THE PROBLEM: Give the number of lines in the data that hold the word "Napinka", and nothing else.

Document understanding data:
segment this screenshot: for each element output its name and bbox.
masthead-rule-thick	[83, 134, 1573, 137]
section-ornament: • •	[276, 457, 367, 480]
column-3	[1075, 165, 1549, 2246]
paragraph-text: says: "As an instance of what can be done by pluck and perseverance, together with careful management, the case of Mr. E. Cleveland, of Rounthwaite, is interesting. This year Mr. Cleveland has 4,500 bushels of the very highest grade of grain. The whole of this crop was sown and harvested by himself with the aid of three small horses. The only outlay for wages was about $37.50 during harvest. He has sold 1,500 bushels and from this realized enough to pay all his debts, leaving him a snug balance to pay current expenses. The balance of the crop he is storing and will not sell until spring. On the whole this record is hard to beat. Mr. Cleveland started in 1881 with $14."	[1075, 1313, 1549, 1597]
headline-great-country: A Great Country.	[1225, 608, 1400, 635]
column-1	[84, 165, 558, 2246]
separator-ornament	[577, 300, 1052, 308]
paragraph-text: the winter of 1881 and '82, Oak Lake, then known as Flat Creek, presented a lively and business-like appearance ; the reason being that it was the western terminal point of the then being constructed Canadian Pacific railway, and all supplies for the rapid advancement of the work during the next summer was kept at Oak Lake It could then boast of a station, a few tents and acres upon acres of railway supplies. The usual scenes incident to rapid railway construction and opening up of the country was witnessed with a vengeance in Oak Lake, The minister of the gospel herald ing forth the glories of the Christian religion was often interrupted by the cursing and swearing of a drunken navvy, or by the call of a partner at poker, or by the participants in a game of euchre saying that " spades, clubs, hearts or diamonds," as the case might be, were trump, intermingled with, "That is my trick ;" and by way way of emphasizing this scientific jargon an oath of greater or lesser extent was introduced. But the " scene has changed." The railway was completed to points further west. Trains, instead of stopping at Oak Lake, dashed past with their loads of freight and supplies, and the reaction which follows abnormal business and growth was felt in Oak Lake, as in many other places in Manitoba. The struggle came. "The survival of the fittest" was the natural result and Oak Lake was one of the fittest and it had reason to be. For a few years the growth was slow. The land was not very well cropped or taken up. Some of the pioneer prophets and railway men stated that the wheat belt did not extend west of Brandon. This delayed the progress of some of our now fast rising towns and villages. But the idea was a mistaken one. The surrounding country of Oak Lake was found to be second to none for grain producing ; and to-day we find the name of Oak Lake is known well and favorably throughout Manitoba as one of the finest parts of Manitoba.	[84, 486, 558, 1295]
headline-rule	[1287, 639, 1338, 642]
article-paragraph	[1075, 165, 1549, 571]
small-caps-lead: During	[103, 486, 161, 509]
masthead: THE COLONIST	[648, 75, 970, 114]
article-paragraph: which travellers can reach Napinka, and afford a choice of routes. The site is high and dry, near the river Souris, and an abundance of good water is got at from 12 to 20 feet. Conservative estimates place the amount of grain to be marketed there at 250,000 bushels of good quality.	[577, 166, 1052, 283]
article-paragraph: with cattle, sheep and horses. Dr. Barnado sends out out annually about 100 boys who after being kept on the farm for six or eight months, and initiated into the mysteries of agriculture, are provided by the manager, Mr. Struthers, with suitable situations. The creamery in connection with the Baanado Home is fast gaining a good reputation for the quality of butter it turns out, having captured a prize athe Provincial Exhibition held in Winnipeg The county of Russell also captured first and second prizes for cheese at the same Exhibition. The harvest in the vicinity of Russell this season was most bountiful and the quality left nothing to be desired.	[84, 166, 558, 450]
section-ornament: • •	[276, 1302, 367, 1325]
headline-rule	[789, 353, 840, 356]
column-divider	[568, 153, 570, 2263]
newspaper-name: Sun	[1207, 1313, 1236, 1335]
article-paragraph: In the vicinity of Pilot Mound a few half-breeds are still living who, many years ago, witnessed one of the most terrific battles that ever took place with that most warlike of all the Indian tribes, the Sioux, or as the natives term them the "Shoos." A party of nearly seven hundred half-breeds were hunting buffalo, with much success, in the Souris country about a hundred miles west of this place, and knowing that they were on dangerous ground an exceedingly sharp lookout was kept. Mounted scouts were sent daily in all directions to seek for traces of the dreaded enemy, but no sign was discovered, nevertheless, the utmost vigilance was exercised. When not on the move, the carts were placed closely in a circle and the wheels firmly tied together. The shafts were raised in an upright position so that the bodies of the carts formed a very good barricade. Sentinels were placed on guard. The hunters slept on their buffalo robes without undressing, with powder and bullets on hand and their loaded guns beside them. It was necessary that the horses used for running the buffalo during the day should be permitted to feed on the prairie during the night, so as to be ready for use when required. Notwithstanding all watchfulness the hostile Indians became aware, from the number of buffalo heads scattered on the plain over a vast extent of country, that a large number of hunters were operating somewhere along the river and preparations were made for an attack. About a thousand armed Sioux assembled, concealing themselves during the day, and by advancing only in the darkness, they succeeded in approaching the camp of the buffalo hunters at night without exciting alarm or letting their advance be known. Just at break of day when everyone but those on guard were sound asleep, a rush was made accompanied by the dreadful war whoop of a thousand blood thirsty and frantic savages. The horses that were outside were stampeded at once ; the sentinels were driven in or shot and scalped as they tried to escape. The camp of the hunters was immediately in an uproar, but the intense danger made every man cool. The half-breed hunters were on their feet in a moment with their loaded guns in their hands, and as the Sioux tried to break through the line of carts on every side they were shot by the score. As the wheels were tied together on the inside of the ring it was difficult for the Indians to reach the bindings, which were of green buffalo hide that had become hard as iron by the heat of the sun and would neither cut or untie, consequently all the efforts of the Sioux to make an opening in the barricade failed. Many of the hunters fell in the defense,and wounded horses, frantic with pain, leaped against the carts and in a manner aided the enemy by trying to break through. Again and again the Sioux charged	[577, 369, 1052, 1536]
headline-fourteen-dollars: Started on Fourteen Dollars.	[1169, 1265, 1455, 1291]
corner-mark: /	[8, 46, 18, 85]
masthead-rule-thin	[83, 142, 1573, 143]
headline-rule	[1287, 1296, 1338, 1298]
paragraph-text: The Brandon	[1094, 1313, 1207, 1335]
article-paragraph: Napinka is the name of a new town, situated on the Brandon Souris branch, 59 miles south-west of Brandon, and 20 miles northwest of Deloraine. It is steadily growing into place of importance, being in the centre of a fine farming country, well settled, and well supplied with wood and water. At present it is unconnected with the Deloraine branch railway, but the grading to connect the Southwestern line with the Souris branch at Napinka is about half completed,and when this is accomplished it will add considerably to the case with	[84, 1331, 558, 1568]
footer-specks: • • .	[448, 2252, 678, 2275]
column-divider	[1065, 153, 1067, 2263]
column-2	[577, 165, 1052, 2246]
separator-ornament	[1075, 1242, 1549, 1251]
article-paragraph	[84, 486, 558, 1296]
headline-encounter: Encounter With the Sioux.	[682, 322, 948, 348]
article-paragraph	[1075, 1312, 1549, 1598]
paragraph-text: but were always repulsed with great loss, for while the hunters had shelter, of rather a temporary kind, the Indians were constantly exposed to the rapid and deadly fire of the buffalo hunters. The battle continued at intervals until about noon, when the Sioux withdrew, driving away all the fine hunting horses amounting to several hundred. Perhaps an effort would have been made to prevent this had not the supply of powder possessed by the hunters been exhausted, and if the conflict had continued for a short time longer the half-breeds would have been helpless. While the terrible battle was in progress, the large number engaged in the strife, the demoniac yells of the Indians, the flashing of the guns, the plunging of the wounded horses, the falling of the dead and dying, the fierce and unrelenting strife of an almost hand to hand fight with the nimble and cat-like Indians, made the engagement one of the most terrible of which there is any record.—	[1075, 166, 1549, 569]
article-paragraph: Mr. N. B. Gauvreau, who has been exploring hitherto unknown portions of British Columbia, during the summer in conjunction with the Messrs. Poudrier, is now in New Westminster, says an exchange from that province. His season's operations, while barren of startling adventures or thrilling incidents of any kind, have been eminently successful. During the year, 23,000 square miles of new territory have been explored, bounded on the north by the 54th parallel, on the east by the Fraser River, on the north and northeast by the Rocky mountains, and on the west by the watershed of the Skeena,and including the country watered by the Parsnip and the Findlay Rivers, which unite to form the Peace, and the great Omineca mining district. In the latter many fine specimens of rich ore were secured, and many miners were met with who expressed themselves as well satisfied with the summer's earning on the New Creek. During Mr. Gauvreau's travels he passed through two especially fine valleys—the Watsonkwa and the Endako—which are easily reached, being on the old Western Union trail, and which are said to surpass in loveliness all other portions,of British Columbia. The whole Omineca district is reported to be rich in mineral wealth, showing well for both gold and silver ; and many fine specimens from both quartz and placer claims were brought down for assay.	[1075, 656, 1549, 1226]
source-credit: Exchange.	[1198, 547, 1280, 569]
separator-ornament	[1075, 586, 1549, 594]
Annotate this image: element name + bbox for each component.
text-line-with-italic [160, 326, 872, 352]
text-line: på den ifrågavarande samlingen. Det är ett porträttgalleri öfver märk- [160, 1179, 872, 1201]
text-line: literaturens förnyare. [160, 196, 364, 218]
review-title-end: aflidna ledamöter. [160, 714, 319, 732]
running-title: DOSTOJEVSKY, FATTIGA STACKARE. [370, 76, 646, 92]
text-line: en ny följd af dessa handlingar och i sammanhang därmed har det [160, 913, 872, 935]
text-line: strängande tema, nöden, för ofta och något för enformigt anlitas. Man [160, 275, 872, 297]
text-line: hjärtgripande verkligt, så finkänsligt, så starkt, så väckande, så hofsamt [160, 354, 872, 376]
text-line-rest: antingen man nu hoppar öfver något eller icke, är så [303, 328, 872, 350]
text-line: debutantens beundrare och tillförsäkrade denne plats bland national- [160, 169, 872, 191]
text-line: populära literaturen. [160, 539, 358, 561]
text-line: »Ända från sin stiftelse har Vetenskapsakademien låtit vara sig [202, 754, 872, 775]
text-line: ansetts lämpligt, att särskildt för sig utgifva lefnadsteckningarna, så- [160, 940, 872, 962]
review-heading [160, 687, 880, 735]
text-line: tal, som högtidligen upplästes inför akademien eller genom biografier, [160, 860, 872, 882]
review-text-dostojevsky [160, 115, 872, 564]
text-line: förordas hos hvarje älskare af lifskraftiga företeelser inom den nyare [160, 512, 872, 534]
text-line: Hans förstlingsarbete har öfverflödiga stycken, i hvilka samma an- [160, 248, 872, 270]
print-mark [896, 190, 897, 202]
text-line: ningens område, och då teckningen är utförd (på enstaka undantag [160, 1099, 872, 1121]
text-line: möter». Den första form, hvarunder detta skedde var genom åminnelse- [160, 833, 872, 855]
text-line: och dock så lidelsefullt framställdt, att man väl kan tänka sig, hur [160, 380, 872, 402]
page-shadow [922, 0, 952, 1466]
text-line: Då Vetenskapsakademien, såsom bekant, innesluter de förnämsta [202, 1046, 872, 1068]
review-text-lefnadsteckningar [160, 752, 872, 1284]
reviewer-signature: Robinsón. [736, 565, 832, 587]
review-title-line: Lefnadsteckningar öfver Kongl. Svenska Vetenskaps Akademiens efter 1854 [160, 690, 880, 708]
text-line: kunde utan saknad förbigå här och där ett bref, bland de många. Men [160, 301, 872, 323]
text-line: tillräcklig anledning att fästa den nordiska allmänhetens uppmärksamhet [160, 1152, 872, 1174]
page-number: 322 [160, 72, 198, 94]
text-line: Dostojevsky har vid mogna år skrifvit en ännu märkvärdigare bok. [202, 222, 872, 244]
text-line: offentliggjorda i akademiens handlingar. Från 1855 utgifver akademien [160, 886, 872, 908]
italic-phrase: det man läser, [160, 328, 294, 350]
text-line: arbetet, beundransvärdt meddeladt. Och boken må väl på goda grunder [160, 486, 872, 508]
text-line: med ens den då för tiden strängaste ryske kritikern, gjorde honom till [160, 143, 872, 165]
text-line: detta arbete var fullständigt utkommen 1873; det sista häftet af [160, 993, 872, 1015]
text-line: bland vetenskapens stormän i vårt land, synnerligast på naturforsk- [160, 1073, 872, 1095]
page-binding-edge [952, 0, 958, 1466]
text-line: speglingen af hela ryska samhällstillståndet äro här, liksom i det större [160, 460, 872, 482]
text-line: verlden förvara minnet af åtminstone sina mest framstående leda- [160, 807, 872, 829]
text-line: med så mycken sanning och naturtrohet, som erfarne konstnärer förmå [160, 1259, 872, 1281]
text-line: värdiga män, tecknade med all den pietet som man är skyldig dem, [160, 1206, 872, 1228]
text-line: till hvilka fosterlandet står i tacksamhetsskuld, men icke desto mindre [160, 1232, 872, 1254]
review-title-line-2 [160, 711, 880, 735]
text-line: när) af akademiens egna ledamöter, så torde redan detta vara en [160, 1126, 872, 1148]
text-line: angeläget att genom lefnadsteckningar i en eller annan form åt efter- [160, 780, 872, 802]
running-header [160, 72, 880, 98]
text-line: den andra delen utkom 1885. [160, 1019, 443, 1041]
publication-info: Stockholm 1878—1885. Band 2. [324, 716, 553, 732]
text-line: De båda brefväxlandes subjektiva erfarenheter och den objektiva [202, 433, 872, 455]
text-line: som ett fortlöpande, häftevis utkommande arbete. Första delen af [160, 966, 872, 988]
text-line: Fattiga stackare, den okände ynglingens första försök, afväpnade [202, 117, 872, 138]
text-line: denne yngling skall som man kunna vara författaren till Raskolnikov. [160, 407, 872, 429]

TASK OUTPUT: 2